(Short exercise)
Return all of the entries exactly as written.
================
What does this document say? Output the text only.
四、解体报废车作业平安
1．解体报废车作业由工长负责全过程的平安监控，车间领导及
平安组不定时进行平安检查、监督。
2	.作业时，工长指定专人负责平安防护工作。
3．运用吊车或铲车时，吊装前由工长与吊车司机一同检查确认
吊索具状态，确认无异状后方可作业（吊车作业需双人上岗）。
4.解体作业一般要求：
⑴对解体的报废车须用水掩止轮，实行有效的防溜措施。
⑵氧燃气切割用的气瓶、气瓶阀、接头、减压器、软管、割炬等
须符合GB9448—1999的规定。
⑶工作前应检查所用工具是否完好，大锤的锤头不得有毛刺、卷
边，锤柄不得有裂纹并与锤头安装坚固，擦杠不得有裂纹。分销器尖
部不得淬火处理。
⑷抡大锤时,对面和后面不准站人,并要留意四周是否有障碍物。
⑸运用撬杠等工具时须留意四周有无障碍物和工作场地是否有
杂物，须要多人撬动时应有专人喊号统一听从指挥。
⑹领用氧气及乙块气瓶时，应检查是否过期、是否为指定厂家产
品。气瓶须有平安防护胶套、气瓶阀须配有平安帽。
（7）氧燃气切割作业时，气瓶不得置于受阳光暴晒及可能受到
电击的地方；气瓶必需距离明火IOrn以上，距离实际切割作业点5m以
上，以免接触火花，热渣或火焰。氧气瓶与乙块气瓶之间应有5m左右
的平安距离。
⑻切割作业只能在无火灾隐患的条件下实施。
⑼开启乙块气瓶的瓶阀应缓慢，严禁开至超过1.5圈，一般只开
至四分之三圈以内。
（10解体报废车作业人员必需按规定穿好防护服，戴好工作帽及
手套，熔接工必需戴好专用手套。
================
(Result for this task)
What does this document say? Output the text only.
四、解体报废车作业平安
1．解体报废车作业由工长负责全过程的平安监控，车间领导及
平安组不定时进行平安检查、监督。
2	.作业时，工长指定专人负责平安防护工作。
3．运用吊车或铲车时，吊装前由工长与吊车司机一同检查确认
吊索具状态，确认无异状后方可作业（吊车作业需双人上岗）。
4.解体作业一般要求：
⑴对解体的报废车须用水掩止轮，实行有效的防溜措施。
⑵氧燃气切割用的气瓶、气瓶阀、接头、减压器、软管、割炬等
须符合GB9448—1999的规定。
⑶工作前应检查所用工具是否完好，大锤的锤头不得有毛刺、卷
边，锤柄不得有裂纹并与锤头安装坚固，擦杠不得有裂纹。分销器尖
部不得淬火处理。
⑷抡大锤时,对面和后面不准站人,并要留意四周是否有障碍物。
⑸运用撬杠等工具时须留意四周有无障碍物和工作场地是否有
杂物，须要多人撬动时应有专人喊号统一听从指挥。
⑹领用氧气及乙块气瓶时，应检查是否过期、是否为指定厂家产
品。气瓶须有平安防护胶套、气瓶阀须配有平安帽。
（7）氧燃气切割作业时，气瓶不得置于受阳光暴晒及可能受到
电击的地方；气瓶必需距离明火IOrn以上，距离实际切割作业点5m以
上，以免接触火花，热渣或火焰。氧气瓶与乙块气瓶之间应有5m左右
的平安距离。
⑻切割作业只能在无火灾隐患的条件下实施。
⑼开启乙块气瓶的瓶阀应缓慢，严禁开至超过1.5圈，一般只开
至四分之三圈以内。
（10解体报废车作业人员必需按规定穿好防护服，戴好工作帽及
手套，熔接工必需戴好专用手套。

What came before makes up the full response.